## SET TASK
Reproduce the records with every occurrence of "screenshot" changed to "image" and all other text left unaltered, omitting the pictures.

## DATA LISTING
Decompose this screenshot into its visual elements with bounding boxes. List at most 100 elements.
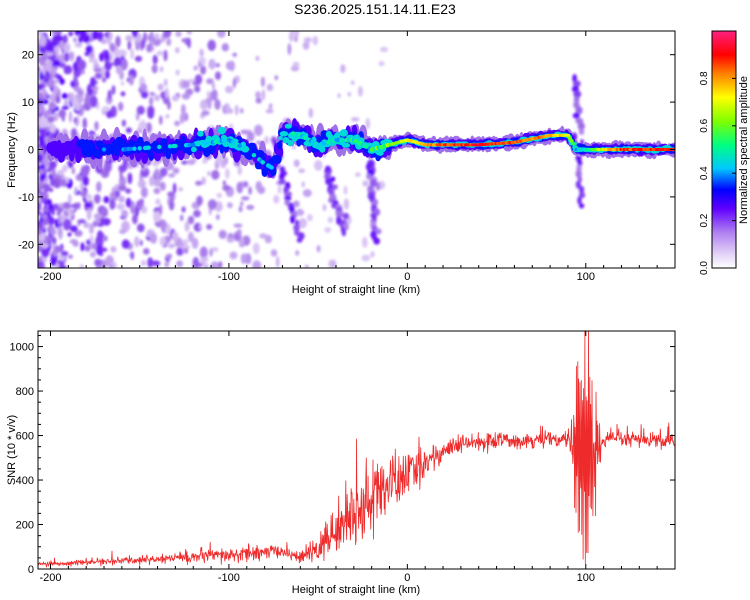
spectrogram-blob — [62, 202, 71, 210]
spectrogram-blob — [68, 51, 75, 59]
spectrogram-blob — [96, 181, 102, 193]
spectrogram-blob — [57, 206, 63, 214]
spectrogram-blob — [82, 117, 88, 130]
spectrogram-blob — [155, 198, 161, 205]
spectrogram-blob — [82, 176, 89, 185]
spectrogram-blob — [171, 95, 179, 102]
spectrogram-blob — [38, 116, 46, 129]
spectrogram-blob — [303, 37, 312, 43]
spectrogram-blob — [242, 235, 251, 246]
spectrogram-blob — [153, 187, 161, 195]
spectrogram-blob — [196, 195, 203, 206]
spectrogram-blob — [365, 117, 370, 130]
spectrogram-blob — [151, 64, 158, 74]
spectrogram-blob — [79, 190, 88, 197]
spectrogram-blob — [48, 101, 57, 110]
spectrogram-ytick-label: 10 — [22, 97, 34, 109]
spectrogram-blob — [47, 211, 51, 220]
spectrogram-blob — [125, 188, 132, 194]
spectrogram-blob — [206, 78, 214, 85]
colorbar-tick-label: 0.4 — [699, 166, 710, 180]
spectrogram-blob — [159, 181, 166, 191]
spectrogram-blob — [370, 251, 375, 258]
spectrogram-blob — [214, 71, 222, 80]
snr-ytick-label: 600 — [16, 431, 34, 443]
spectrogram-blob — [304, 264, 309, 268]
spectrogram-blob — [67, 232, 72, 237]
spectrogram-core-blob — [201, 141, 207, 146]
spectrogram-ytick-label: 20 — [22, 50, 34, 62]
snr-ytick-label: 1000 — [10, 342, 34, 354]
spectrogram-streak-blob — [375, 182, 381, 191]
spectrogram-streak-blob — [575, 106, 583, 115]
spectrogram-blob — [148, 175, 155, 187]
spectrogram-blob — [38, 256, 43, 263]
spectrogram-blob — [207, 170, 211, 177]
spectrogram-blob — [58, 265, 67, 268]
spectrogram-core-blob — [260, 160, 265, 165]
spectrogram-blob — [68, 254, 74, 259]
spectrogram-blob — [154, 168, 160, 179]
spectrogram-blob — [121, 239, 130, 249]
spectrogram-blob — [216, 192, 223, 199]
spectrogram-blob — [99, 52, 104, 62]
spectrogram-blob — [109, 42, 116, 52]
spectrogram-core-blob — [173, 143, 178, 149]
spectrogram-ridge — [46, 118, 675, 179]
spectrogram-blob — [83, 221, 90, 229]
spectrogram-blob — [312, 35, 319, 46]
spectrogram-blob — [143, 31, 147, 43]
spectrogram-blob — [67, 92, 73, 101]
spectrogram-blob — [84, 202, 93, 208]
spectrogram-ridge-blob — [114, 147, 120, 157]
spectrogram-blob — [77, 202, 81, 210]
spectrogram-blob — [111, 85, 116, 95]
spectrogram-core-blob — [339, 137, 344, 143]
spectrogram-blob — [72, 61, 79, 72]
spectrogram-blob — [269, 103, 273, 109]
spectrogram-blob — [358, 86, 363, 97]
spectrogram-blob — [67, 193, 72, 205]
spectrogram-streak-blob — [342, 212, 350, 220]
spectrogram-blob — [248, 186, 253, 195]
spectrogram-blob — [41, 242, 49, 249]
spectrogram-blob — [61, 105, 69, 110]
spectrogram-blob — [236, 229, 242, 236]
spectrogram-blob — [38, 221, 44, 227]
spectrogram-blob — [181, 160, 188, 165]
spectrogram-blob — [218, 229, 227, 239]
spectrogram-blob — [143, 248, 150, 255]
spectrogram-blob — [61, 93, 69, 99]
spectrogram-blob — [160, 219, 167, 231]
spectrogram-blob — [135, 42, 140, 51]
spectrogram-blob — [187, 231, 194, 243]
spectrogram-blob — [42, 207, 49, 213]
spectrogram-blob — [350, 80, 355, 85]
spectrogram-blob — [298, 168, 306, 173]
spectrogram-blob — [255, 97, 262, 104]
spectrogram-blob — [107, 89, 112, 101]
spectrogram-blob — [38, 98, 43, 105]
spectrogram-blob — [42, 218, 49, 226]
spectrogram-blob — [125, 127, 132, 134]
spectrogram-ridge-blob — [282, 137, 290, 144]
spectrogram-blob — [287, 43, 292, 56]
snr-xtick-label: -100 — [218, 572, 240, 584]
spectrogram-blob — [324, 227, 332, 233]
colorbar-tick-label: 0.2 — [699, 213, 710, 227]
spectrogram-blob — [57, 169, 64, 176]
spectrogram-blob — [58, 43, 65, 49]
spectrogram-core-blob — [232, 140, 237, 146]
spectrogram-core-blob — [167, 144, 173, 149]
colorbar-tick-label: 0.8 — [699, 71, 710, 85]
snr-ytick-label: 800 — [16, 386, 34, 398]
spectrogram-blob — [200, 65, 207, 75]
spectrogram-core-blob — [571, 142, 576, 146]
spectrogram-ridge-blob — [279, 131, 289, 137]
spectrogram-core-blob — [187, 142, 192, 148]
spectrogram-blob — [49, 93, 57, 103]
chart-title: S236.2025.151.14.11.E23 — [294, 1, 456, 17]
spectrogram-blob — [237, 165, 242, 176]
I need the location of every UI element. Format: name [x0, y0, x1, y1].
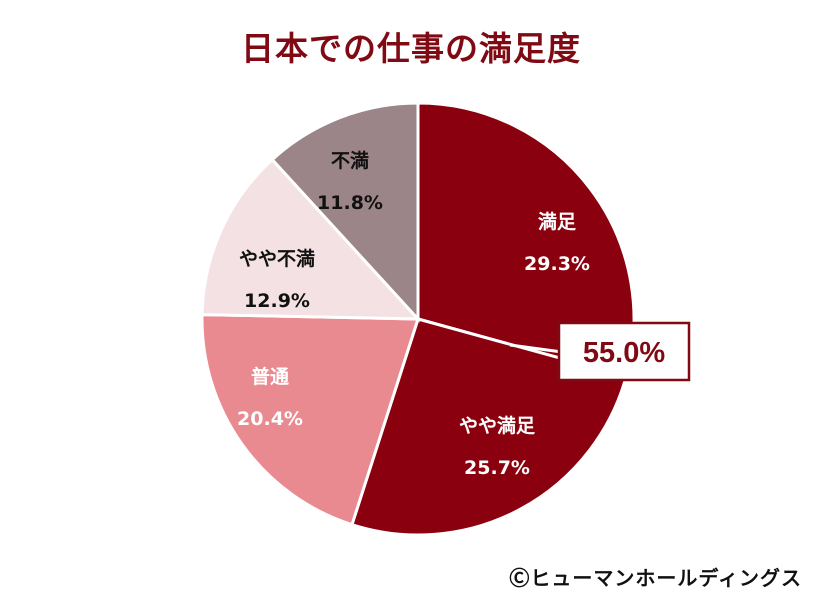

## ANSWER TO THIS TASK
Decompose this image into its visual elements with bounding boxes. List at most 100 elements.
spectrogram-blob — [62, 202, 71, 210]
spectrogram-blob — [68, 51, 75, 59]
spectrogram-blob — [96, 181, 102, 193]
spectrogram-blob — [57, 206, 63, 214]
spectrogram-blob — [82, 117, 88, 130]
spectrogram-blob — [155, 198, 161, 205]
spectrogram-blob — [82, 176, 89, 185]
spectrogram-blob — [171, 95, 179, 102]
spectrogram-blob — [38, 116, 46, 129]
spectrogram-blob — [303, 37, 312, 43]
spectrogram-blob — [242, 235, 251, 246]
spectrogram-blob — [153, 187, 161, 195]
spectrogram-blob — [196, 195, 203, 206]
spectrogram-blob — [365, 117, 370, 130]
spectrogram-blob — [151, 64, 158, 74]
spectrogram-blob — [79, 190, 88, 197]
spectrogram-blob — [48, 101, 57, 110]
spectrogram-ytick-label: 10 — [22, 97, 34, 109]
spectrogram-blob — [47, 211, 51, 220]
spectrogram-blob — [125, 188, 132, 194]
spectrogram-blob — [206, 78, 214, 85]
colorbar-tick-label: 0.4 — [699, 166, 710, 180]
spectrogram-blob — [159, 181, 166, 191]
spectrogram-blob — [370, 251, 375, 258]
spectrogram-blob — [214, 71, 222, 80]
snr-ytick-label: 600 — [16, 431, 34, 443]
spectrogram-blob — [304, 264, 309, 268]
spectrogram-blob — [67, 232, 72, 237]
spectrogram-core-blob — [201, 141, 207, 146]
spectrogram-ytick-label: 20 — [22, 50, 34, 62]
snr-ytick-label: 1000 — [10, 342, 34, 354]
spectrogram-streak-blob — [375, 182, 381, 191]
spectrogram-streak-blob — [575, 106, 583, 115]
spectrogram-blob — [148, 175, 155, 187]
spectrogram-blob — [38, 256, 43, 263]
spectrogram-blob — [207, 170, 211, 177]
spectrogram-blob — [58, 265, 67, 268]
spectrogram-core-blob — [260, 160, 265, 165]
spectrogram-blob — [68, 254, 74, 259]
spectrogram-blob — [154, 168, 160, 179]
spectrogram-blob — [121, 239, 130, 249]
spectrogram-blob — [216, 192, 223, 199]
spectrogram-blob — [99, 52, 104, 62]
spectrogram-blob — [109, 42, 116, 52]
spectrogram-core-blob — [173, 143, 178, 149]
spectrogram-ridge — [46, 118, 675, 179]
spectrogram-blob — [83, 221, 90, 229]
spectrogram-blob — [312, 35, 319, 46]
spectrogram-blob — [143, 31, 147, 43]
spectrogram-blob — [67, 92, 73, 101]
spectrogram-blob — [84, 202, 93, 208]
spectrogram-ridge-blob — [114, 147, 120, 157]
spectrogram-blob — [77, 202, 81, 210]
spectrogram-blob — [111, 85, 116, 95]
spectrogram-core-blob — [339, 137, 344, 143]
spectrogram-blob — [72, 61, 79, 72]
spectrogram-blob — [269, 103, 273, 109]
spectrogram-blob — [358, 86, 363, 97]
spectrogram-blob — [67, 193, 72, 205]
spectrogram-streak-blob — [342, 212, 350, 220]
spectrogram-blob — [248, 186, 253, 195]
spectrogram-blob — [41, 242, 49, 249]
spectrogram-blob — [61, 105, 69, 110]
spectrogram-blob — [236, 229, 242, 236]
spectrogram-blob — [38, 221, 44, 227]
spectrogram-blob — [181, 160, 188, 165]
spectrogram-blob — [218, 229, 227, 239]
spectrogram-blob — [143, 248, 150, 255]
spectrogram-blob — [61, 93, 69, 99]
spectrogram-blob — [160, 219, 167, 231]
spectrogram-blob — [135, 42, 140, 51]
spectrogram-blob — [187, 231, 194, 243]
spectrogram-blob — [42, 207, 49, 213]
spectrogram-blob — [350, 80, 355, 85]
spectrogram-blob — [298, 168, 306, 173]
spectrogram-blob — [255, 97, 262, 104]
spectrogram-blob — [107, 89, 112, 101]
spectrogram-blob — [38, 98, 43, 105]
spectrogram-blob — [42, 218, 49, 226]
spectrogram-blob — [125, 127, 132, 134]
spectrogram-ridge-blob — [282, 137, 290, 144]
spectrogram-blob — [287, 43, 292, 56]
snr-xtick-label: -100 — [218, 572, 240, 584]
spectrogram-blob — [324, 227, 332, 233]
colorbar-tick-label: 0.2 — [699, 213, 710, 227]
spectrogram-blob — [57, 169, 64, 176]
spectrogram-blob — [58, 43, 65, 49]
spectrogram-core-blob — [232, 140, 237, 146]
spectrogram-core-blob — [167, 144, 173, 149]
colorbar-tick-label: 0.8 — [699, 71, 710, 85]
snr-ytick-label: 800 — [16, 386, 34, 398]
spectrogram-blob — [200, 65, 207, 75]
spectrogram-core-blob — [571, 142, 576, 146]
spectrogram-ridge-blob — [279, 131, 289, 137]
spectrogram-core-blob — [187, 142, 192, 148]
spectrogram-blob — [49, 93, 57, 103]
chart-title: S236.2025.151.14.11.E23 — [294, 1, 456, 17]
spectrogram-blob — [237, 165, 242, 176]
I need the location of every UI element. Format: name [x0, y0, x1, y1].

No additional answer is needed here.